> **DIRECTION**
A single number is the answer here: how many lines of the entries contain "zoom"?

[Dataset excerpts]
## Begin

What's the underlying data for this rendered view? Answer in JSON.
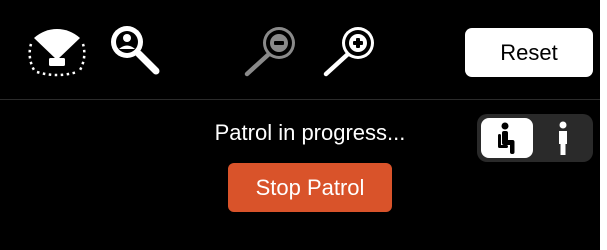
{
  "toolbar": {
    "icons": {
      "view_angle": "view-angle-icon",
      "person_search": "person-search-icon",
      "zoom_out": "zoom-out-icon",
      "zoom_in": "zoom-in-icon"
    },
    "reset_label": "Reset"
  },
  "patrol": {
    "status_text": "Patrol in progress...",
    "stop_label": "Stop Patrol"
  },
  "mode_toggle": {
    "options": [
      {
        "icon": "seated-person-icon",
        "selected": true
      },
      {
        "icon": "standing-person-icon",
        "selected": false
      }
    ]
  },
  "colors": {
    "background": "#000000",
    "stop_button": "#d9532a",
    "reset_button": "#ffffff",
    "disabled_icon": "#8a8a8a",
    "toggle_track": "#2a2a2a"
  }
}
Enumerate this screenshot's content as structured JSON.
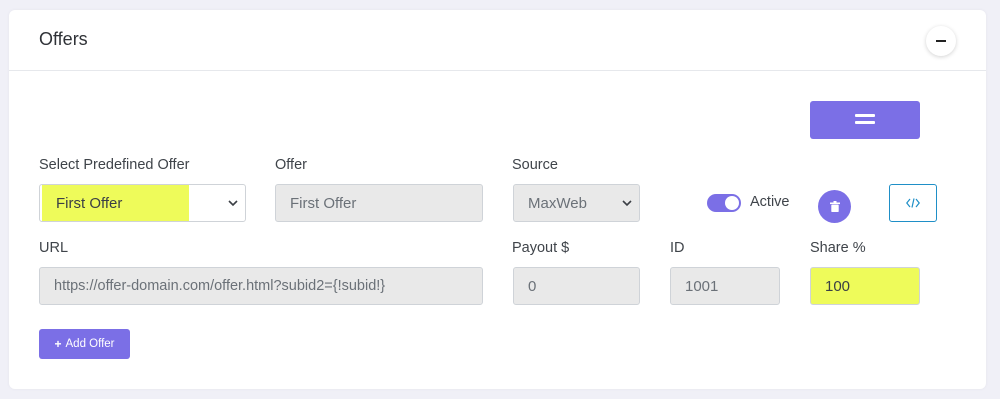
{
  "card": {
    "title": "Offers"
  },
  "labels": {
    "predefined": "Select Predefined Offer",
    "offer": "Offer",
    "source": "Source",
    "url": "URL",
    "payout": "Payout $",
    "id": "ID",
    "share": "Share %"
  },
  "fields": {
    "predefined_value": "First Offer",
    "offer_value": "First Offer",
    "source_value": "MaxWeb",
    "url_value": "https://offer-domain.com/offer.html?subid2={!subid!}",
    "payout_value": "0",
    "id_value": "1001",
    "share_value": "100"
  },
  "toggle": {
    "label": "Active",
    "on": true
  },
  "buttons": {
    "add_offer": "Add Offer"
  },
  "colors": {
    "accent": "#7b6fe6",
    "highlight": "#eefb5a",
    "code_button_border": "#1f8fc7"
  },
  "icons": {
    "collapse": "minus-icon",
    "reorder": "equals-icon",
    "delete": "trash-icon",
    "code": "code-icon",
    "add": "plus-icon"
  }
}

## End

> **THE RESPONSE**
2